Extracted records
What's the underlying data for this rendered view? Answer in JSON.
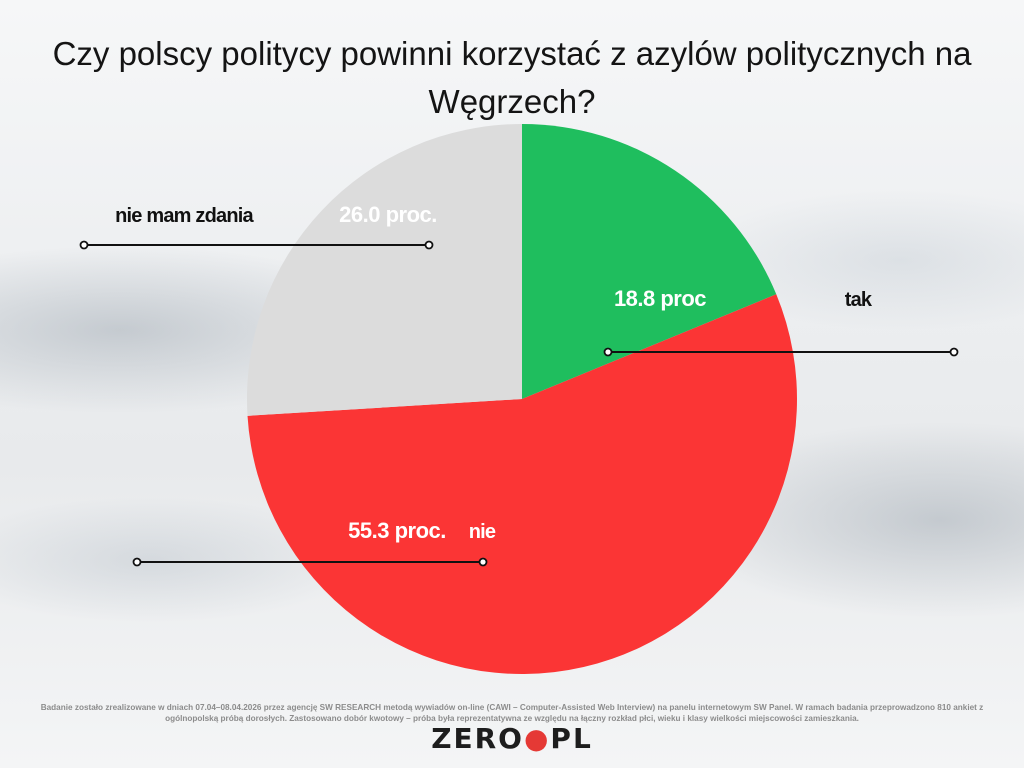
{
  "title": "Czy polscy politycy powinni korzystać z azylów politycznych na Węgrzech?",
  "chart_data": {
    "type": "pie",
    "slices": [
      {
        "category": "tak",
        "value": 18.8,
        "value_label": "18.8 proc",
        "color": "#1fbe5e"
      },
      {
        "category": "nie",
        "value": 55.3,
        "value_label": "55.3 proc.",
        "color": "#fb3535"
      },
      {
        "category": "nie mam zdania",
        "value": 26.0,
        "value_label": "26.0 proc.",
        "color": "#dcdcdc"
      }
    ],
    "start": "12 o'clock",
    "direction": "clockwise"
  },
  "footnote": "Badanie zostało zrealizowane w dniach 07.04–08.04.2026 przez agencję SW RESEARCH metodą wywiadów on-line (CAWI – Computer-Assisted Web Interview) na panelu internetowym SW Panel. W ramach badania przeprowadzono 810 ankiet z ogólnopolską próbą dorosłych. Zastosowano dobór kwotowy – próba była reprezentatywna ze względu na łączny rozkład płci, wieku i klasy wielkości miejscowości zamieszkania.",
  "logo": {
    "left": "ZERO",
    "dot": "●",
    "right": "PL"
  }
}
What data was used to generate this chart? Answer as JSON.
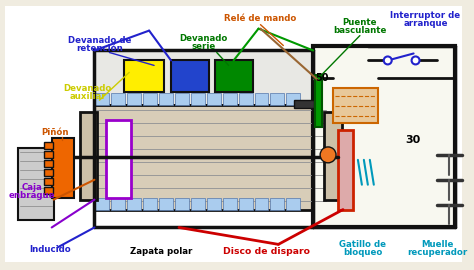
{
  "bg_color": "#f0ece0",
  "colors": {
    "bg": "#f0ece0",
    "black": "#111111",
    "blue_label": "#2222cc",
    "green_label": "#007700",
    "orange_label": "#cc5500",
    "red_label": "#cc0000",
    "cyan_label": "#0099bb",
    "yellow_label": "#cccc00",
    "purple_label": "#8800cc",
    "yellow_box": "#ffee00",
    "blue_box": "#2244cc",
    "green_box": "#008800",
    "orange_gear": "#ee6600",
    "purple_coil": "#9900cc",
    "motor_fill": "#d8cdb8",
    "motor_stripe": "#999999",
    "hatch_fill": "#aaccee",
    "hatch_edge": "#5577aa",
    "relay_fill": "#e8c89a",
    "relay_edge": "#cc6600",
    "green_switch": "#009900",
    "right_box_fill": "#f8f8f0",
    "spring_fill": "#aaddee",
    "spring_edge": "#3399bb",
    "shaft_color": "#333333",
    "orange_connector": "#ee7722",
    "blue_wire": "#2222cc",
    "green_wire": "#009900",
    "red_wire": "#cc0000",
    "brown_wire": "#996633",
    "inducido_color": "#224488",
    "disk_red": "#cc2200"
  },
  "labels": {
    "devanado_retencion": [
      "Devanado de",
      "retención"
    ],
    "devanado_serie": [
      "Devanado",
      "serie"
    ],
    "devanado_auxiliar": [
      "Devanado",
      "auxiliar"
    ],
    "pinon": "Piñón",
    "caja_embrague": [
      "Caja",
      "enbrague"
    ],
    "inducido": "Inducido",
    "zapata_polar": "Zapata polar",
    "disco_disparo": "Disco de disparo",
    "gatillo_bloqueo": [
      "Gatillo de",
      "bloqueo"
    ],
    "muelle_recuperador": [
      "Muelle",
      "recuperador"
    ],
    "rele_mando": "Relé de mando",
    "puente_basculante": [
      "Puente",
      "basculante"
    ],
    "interruptor_arranque": [
      "Interruptor de",
      "arranque"
    ],
    "num_50": "50",
    "num_30": "30"
  }
}
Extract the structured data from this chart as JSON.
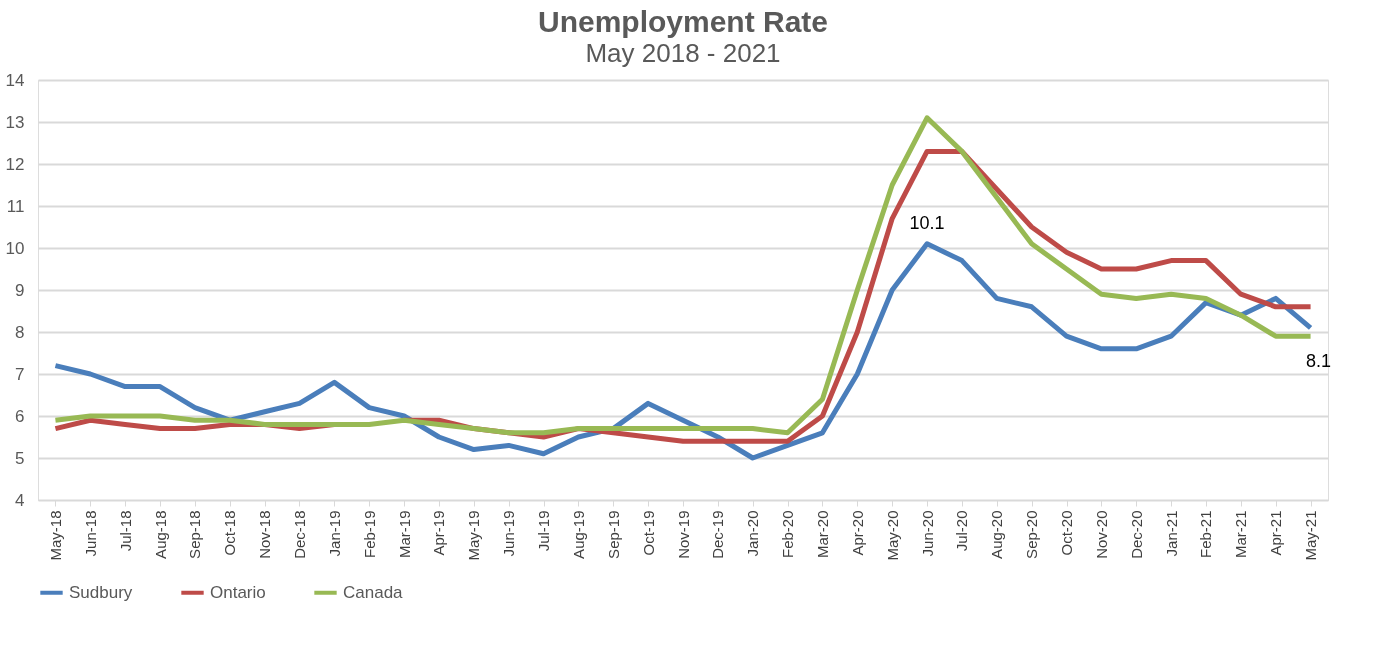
{
  "chart_data": {
    "type": "line",
    "title": "Unemployment Rate",
    "subtitle": "May 2018 -  2021",
    "categories": [
      "May-18",
      "Jun-18",
      "Jul-18",
      "Aug-18",
      "Sep-18",
      "Oct-18",
      "Nov-18",
      "Dec-18",
      "Jan-19",
      "Feb-19",
      "Mar-19",
      "Apr-19",
      "May-19",
      "Jun-19",
      "Jul-19",
      "Aug-19",
      "Sep-19",
      "Oct-19",
      "Nov-19",
      "Dec-19",
      "Jan-20",
      "Feb-20",
      "Mar-20",
      "Apr-20",
      "May-20",
      "Jun-20",
      "Jul-20",
      "Aug-20",
      "Sep-20",
      "Oct-20",
      "Nov-20",
      "Dec-20",
      "Jan-21",
      "Feb-21",
      "Mar-21",
      "Apr-21",
      "May-21"
    ],
    "series": [
      {
        "name": "Sudbury",
        "color": "#4a7ebb",
        "values": [
          7.2,
          7.0,
          6.7,
          6.7,
          6.2,
          5.9,
          6.1,
          6.3,
          6.8,
          6.2,
          6.0,
          5.5,
          5.2,
          5.3,
          5.1,
          5.5,
          5.7,
          6.3,
          5.9,
          5.5,
          5.0,
          5.3,
          5.6,
          7.0,
          9.0,
          10.1,
          9.7,
          8.8,
          8.6,
          7.9,
          7.6,
          7.6,
          7.9,
          8.7,
          8.4,
          8.8,
          8.1
        ],
        "value_labels": [
          null,
          null,
          null,
          null,
          null,
          null,
          null,
          null,
          null,
          null,
          null,
          null,
          null,
          null,
          null,
          null,
          null,
          null,
          null,
          null,
          null,
          null,
          null,
          null,
          null,
          "10.1",
          null,
          null,
          null,
          null,
          null,
          null,
          null,
          null,
          null,
          null,
          "8.1"
        ]
      },
      {
        "name": "Ontario",
        "color": "#be4b48",
        "values": [
          5.7,
          5.9,
          5.8,
          5.7,
          5.7,
          5.8,
          5.8,
          5.7,
          5.8,
          null,
          5.9,
          5.9,
          5.7,
          5.6,
          5.5,
          5.7,
          5.6,
          5.5,
          5.4,
          5.4,
          5.4,
          5.4,
          6.0,
          8.0,
          10.7,
          12.3,
          12.3,
          11.4,
          10.5,
          9.9,
          9.5,
          9.5,
          9.7,
          9.7,
          8.9,
          8.6,
          8.6
        ]
      },
      {
        "name": "Canada",
        "color": "#98b954",
        "values": [
          5.9,
          6.0,
          6.0,
          6.0,
          5.9,
          5.9,
          5.8,
          5.8,
          5.8,
          5.8,
          5.9,
          5.8,
          5.7,
          5.6,
          5.6,
          5.7,
          5.7,
          5.7,
          5.7,
          5.7,
          5.7,
          5.6,
          6.4,
          9.0,
          11.5,
          13.1,
          12.3,
          11.2,
          10.1,
          9.5,
          8.9,
          8.8,
          8.9,
          8.8,
          8.4,
          7.9,
          7.9
        ]
      }
    ],
    "ylim": [
      4,
      14
    ],
    "yticks": [
      4,
      5,
      6,
      7,
      8,
      9,
      10,
      11,
      12,
      13,
      14
    ],
    "grid": "y",
    "legend": "bottom",
    "marker": "none",
    "line_style": "solid"
  }
}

■ **GIVEN TASK**
Spot every line that holds "What" and copy it.

■ **FINAL RESULT**
What's the underlying data for this rendered view? Answer in JSON.
What data was used to generate this chart? Answer as JSON.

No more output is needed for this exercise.